DATA FOR THIS EXERCISE:
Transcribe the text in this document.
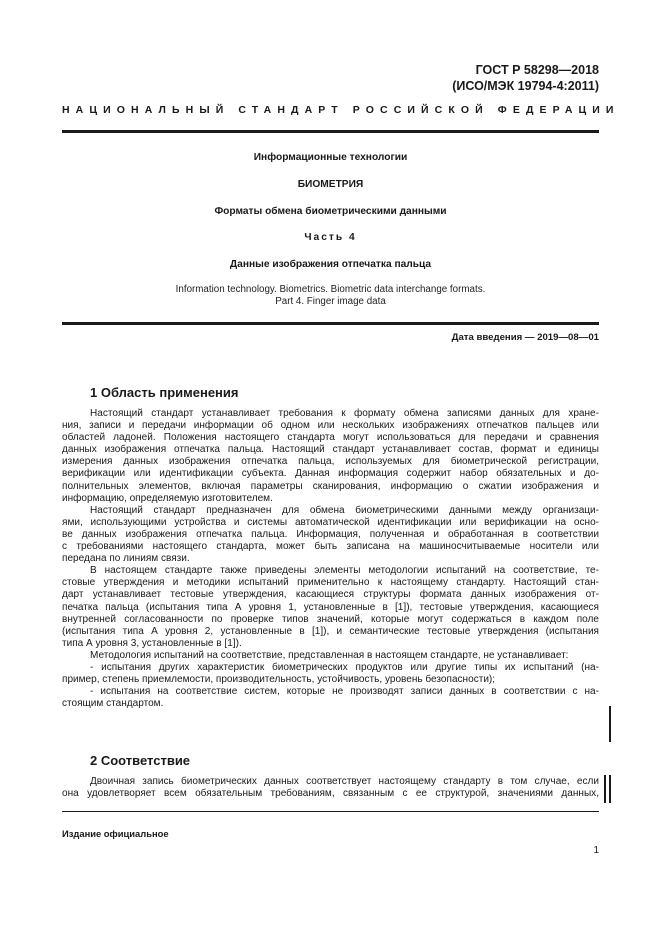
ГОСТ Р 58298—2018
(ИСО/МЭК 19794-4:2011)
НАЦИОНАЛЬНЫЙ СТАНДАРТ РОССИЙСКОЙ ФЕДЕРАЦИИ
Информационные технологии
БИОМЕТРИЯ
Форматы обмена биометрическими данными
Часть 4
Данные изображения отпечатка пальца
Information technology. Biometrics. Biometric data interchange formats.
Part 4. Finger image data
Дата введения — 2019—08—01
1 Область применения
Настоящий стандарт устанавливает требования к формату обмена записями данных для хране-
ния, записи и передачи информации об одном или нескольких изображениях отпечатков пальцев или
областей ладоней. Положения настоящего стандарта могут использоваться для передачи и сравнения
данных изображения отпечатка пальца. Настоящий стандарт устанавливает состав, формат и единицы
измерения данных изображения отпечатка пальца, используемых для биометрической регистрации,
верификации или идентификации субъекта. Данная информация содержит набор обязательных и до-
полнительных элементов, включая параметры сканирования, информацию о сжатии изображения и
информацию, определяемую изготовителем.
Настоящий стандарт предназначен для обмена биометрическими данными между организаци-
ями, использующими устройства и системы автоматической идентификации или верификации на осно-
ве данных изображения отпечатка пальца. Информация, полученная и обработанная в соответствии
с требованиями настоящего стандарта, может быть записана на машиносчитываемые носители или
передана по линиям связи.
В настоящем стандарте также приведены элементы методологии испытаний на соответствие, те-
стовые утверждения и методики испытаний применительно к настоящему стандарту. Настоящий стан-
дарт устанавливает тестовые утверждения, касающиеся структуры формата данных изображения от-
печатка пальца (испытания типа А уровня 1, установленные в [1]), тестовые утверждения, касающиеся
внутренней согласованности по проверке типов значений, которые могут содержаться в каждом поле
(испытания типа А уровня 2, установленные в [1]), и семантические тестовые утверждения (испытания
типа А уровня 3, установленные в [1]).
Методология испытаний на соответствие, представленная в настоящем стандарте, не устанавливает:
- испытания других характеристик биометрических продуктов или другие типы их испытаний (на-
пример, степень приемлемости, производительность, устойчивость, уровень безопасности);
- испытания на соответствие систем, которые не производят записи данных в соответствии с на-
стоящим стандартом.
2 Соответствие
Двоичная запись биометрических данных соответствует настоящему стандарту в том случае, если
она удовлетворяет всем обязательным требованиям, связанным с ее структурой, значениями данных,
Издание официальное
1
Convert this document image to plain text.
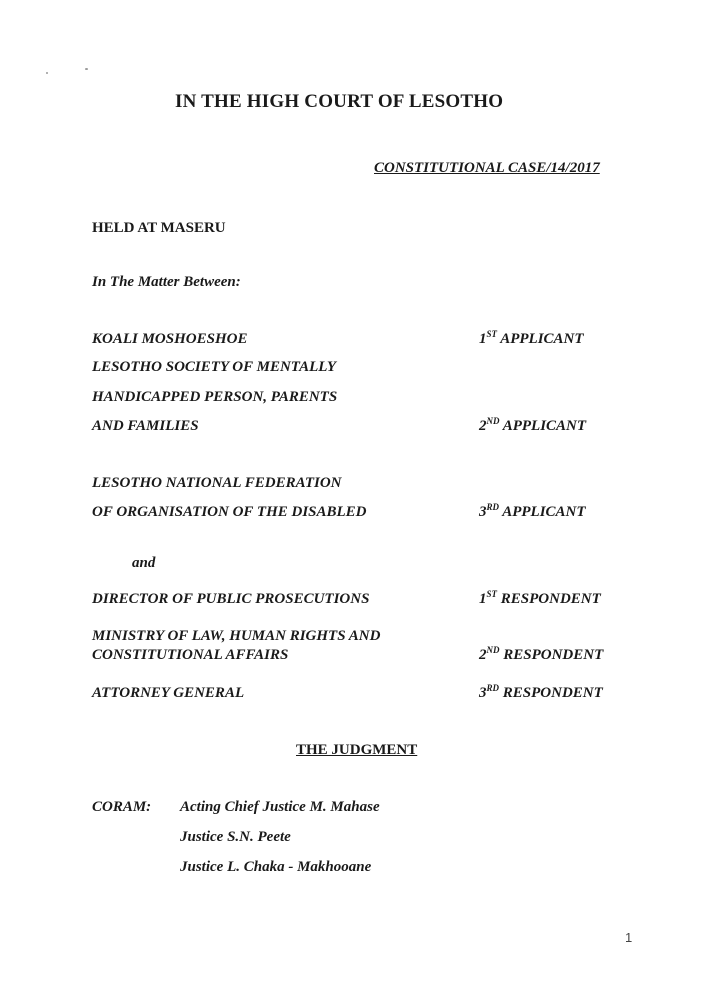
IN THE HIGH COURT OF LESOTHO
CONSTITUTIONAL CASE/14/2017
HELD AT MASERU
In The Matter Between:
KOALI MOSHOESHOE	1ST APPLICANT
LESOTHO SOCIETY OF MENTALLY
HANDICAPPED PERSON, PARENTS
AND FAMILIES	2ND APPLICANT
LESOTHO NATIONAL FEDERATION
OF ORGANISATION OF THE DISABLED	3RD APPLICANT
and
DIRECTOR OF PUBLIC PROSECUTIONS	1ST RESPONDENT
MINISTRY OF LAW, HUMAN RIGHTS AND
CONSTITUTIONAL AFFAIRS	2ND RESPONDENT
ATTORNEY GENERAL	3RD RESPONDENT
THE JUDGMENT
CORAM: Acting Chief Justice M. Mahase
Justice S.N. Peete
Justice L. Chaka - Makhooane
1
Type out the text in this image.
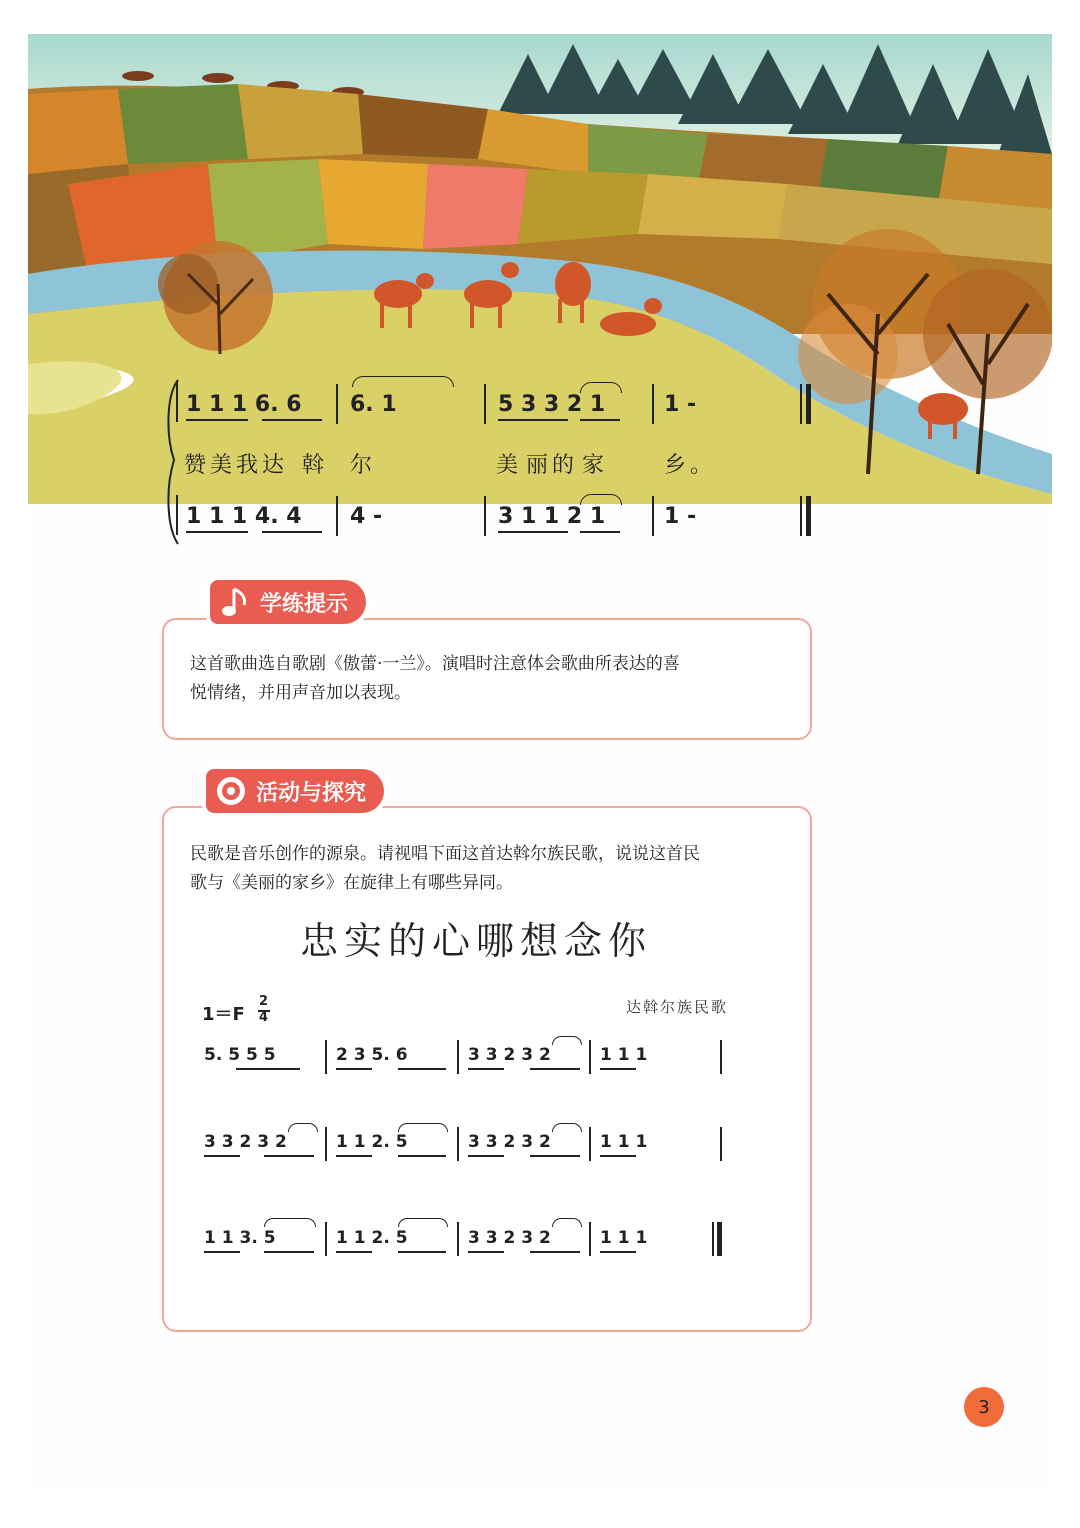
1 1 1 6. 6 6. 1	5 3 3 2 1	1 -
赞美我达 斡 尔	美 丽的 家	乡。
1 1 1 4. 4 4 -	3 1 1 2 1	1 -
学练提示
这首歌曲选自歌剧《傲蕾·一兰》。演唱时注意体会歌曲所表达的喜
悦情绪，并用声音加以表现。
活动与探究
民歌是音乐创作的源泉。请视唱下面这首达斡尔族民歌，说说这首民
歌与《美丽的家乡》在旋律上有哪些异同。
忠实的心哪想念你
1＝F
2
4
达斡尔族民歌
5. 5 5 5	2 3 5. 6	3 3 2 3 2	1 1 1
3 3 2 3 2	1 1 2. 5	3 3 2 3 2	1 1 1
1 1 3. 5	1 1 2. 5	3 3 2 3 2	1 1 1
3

---

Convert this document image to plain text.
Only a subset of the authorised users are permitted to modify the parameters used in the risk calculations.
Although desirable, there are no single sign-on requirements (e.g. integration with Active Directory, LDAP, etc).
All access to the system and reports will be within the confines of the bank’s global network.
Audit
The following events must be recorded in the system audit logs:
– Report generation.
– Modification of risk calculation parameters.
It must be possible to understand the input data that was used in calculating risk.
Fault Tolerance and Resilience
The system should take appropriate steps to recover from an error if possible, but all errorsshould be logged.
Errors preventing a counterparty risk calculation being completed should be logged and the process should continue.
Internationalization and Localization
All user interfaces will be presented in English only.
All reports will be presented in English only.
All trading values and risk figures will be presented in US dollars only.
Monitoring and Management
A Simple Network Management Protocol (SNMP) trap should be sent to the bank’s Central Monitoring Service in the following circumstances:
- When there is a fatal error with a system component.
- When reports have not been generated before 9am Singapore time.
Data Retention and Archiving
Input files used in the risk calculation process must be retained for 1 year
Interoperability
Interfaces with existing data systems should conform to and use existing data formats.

REQUIRED WORK: Lines holding the word "Настоящий" should be counted across the entries; state only how many there are.

FULL SOLUTION: 4